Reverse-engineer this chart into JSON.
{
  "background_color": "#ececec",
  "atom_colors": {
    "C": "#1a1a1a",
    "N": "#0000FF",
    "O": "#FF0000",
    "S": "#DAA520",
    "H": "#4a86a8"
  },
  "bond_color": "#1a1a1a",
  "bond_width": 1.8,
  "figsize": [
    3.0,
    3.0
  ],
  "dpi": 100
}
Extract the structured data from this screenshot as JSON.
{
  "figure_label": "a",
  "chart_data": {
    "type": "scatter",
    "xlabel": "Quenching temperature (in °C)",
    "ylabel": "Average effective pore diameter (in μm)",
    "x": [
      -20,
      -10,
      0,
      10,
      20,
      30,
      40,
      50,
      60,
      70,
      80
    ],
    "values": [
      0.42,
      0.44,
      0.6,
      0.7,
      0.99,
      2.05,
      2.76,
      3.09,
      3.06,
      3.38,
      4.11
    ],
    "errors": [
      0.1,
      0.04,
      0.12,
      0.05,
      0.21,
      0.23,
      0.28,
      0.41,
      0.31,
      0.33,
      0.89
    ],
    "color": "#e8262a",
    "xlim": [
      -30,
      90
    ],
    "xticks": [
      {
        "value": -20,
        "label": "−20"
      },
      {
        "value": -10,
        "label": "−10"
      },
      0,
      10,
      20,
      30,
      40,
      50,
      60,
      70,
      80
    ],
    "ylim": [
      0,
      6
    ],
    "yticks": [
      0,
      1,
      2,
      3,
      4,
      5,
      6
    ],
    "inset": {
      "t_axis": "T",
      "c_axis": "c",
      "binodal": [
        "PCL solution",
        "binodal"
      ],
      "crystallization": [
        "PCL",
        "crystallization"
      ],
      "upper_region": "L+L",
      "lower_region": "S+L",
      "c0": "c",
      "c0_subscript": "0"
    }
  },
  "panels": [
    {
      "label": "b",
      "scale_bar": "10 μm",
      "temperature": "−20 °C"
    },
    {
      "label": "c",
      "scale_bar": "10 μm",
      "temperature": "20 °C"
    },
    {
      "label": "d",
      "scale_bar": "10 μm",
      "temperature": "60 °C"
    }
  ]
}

^^^^^^^^^^^^^^^^

- PROBLEM REQUIREMENTS -
Copy exactly, word for word, the line with "Extract the structured" through the final line of the listing.

- PROBLEM SOLUTION -
Extract the structured data from this screenshot as JSON.
{
  "figure_label": "a",
  "chart_data": {
    "type": "scatter",
    "xlabel": "Quenching temperature (in °C)",
    "ylabel": "Average effective pore diameter (in μm)",
    "x": [
      -20,
      -10,
      0,
      10,
      20,
      30,
      40,
      50,
      60,
      70,
      80
    ],
    "values": [
      0.42,
      0.44,
      0.6,
      0.7,
      0.99,
      2.05,
      2.76,
      3.09,
      3.06,
      3.38,
      4.11
    ],
    "errors": [
      0.1,
      0.04,
      0.12,
      0.05,
      0.21,
      0.23,
      0.28,
      0.41,
      0.31,
      0.33,
      0.89
    ],
    "color": "#e8262a",
    "xlim": [
      -30,
      90
    ],
    "xticks": [
      {
        "value": -20,
        "label": "−20"
      },
      {
        "value": -10,
        "label": "−10"
      },
      0,
      10,
      20,
      30,
      40,
      50,
      60,
      70,
      80
    ],
    "ylim": [
      0,
      6
    ],
    "yticks": [
      0,
      1,
      2,
      3,
      4,
      5,
      6
    ],
    "inset": {
      "t_axis": "T",
      "c_axis": "c",
      "binodal": [
        "PCL solution",
        "binodal"
      ],
      "crystallization": [
        "PCL",
        "crystallization"
      ],
      "upper_region": "L+L",
      "lower_region": "S+L",
      "c0": "c",
      "c0_subscript": "0"
    }
  },
  "panels": [
    {
      "label": "b",
      "scale_bar": "10 μm",
      "temperature": "−20 °C"
    },
    {
      "label": "c",
      "scale_bar": "10 μm",
      "temperature": "20 °C"
    },
    {
      "label": "d",
      "scale_bar": "10 μm",
      "temperature": "60 °C"
    }
  ]
}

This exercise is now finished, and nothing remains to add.